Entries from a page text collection
* * *

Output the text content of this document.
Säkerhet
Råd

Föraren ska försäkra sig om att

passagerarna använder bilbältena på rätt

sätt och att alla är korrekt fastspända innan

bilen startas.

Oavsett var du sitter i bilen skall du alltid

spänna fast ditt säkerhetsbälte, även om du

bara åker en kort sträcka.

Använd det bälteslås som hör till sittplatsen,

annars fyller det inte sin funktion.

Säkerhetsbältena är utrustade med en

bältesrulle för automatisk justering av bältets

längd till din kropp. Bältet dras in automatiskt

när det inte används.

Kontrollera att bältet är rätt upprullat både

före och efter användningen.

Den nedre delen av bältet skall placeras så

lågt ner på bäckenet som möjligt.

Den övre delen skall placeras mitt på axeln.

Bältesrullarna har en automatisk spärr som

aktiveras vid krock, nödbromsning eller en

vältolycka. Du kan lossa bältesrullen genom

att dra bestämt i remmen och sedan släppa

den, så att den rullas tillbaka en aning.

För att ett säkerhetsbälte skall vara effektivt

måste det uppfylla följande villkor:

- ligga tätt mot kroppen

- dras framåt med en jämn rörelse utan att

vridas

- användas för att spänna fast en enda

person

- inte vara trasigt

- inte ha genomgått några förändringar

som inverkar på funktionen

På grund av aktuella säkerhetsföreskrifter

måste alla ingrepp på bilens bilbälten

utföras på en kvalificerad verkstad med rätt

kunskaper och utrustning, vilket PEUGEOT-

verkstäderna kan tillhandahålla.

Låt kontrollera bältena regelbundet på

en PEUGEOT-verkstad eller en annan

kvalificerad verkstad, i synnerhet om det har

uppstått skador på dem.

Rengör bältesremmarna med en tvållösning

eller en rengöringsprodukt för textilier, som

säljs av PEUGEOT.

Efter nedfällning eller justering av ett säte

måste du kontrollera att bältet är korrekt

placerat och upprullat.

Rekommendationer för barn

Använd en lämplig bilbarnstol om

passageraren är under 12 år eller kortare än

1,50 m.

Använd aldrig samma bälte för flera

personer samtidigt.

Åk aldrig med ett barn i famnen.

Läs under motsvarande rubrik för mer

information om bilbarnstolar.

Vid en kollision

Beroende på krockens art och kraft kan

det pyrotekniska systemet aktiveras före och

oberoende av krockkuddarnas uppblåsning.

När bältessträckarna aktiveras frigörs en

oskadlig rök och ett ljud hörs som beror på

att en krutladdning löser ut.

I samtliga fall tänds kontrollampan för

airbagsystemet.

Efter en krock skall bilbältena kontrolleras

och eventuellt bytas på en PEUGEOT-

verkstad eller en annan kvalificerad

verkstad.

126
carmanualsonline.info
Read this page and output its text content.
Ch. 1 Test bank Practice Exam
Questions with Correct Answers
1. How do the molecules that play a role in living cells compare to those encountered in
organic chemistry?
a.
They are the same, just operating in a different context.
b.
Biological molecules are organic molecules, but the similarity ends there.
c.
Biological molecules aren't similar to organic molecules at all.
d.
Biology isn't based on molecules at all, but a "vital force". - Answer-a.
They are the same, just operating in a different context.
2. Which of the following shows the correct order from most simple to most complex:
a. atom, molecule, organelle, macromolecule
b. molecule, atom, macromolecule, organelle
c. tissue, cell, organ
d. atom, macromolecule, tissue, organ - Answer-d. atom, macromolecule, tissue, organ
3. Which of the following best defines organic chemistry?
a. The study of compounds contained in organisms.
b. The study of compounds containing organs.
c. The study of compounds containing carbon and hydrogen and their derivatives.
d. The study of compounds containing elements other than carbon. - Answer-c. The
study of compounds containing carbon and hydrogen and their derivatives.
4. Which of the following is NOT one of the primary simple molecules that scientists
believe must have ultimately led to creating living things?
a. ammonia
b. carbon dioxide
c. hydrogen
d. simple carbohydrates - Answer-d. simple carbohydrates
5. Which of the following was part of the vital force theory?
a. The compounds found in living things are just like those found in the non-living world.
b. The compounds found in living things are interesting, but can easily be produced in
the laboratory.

* * *

▸ TASK INSTRUCTIONS
Check every line of the data above for the string "eller", and copy those that have it.

▸ SOLUTION FOR THIS EXERCISE
aktiveras vid krock, nödbromsning eller en
en PEUGEOT-verkstad eller en annan
eller en rengöringsprodukt för textilier, som
Efter nedfällning eller justering av ett säte
passageraren är under 12 år eller kortare än
verkstad eller en annan kvalificerad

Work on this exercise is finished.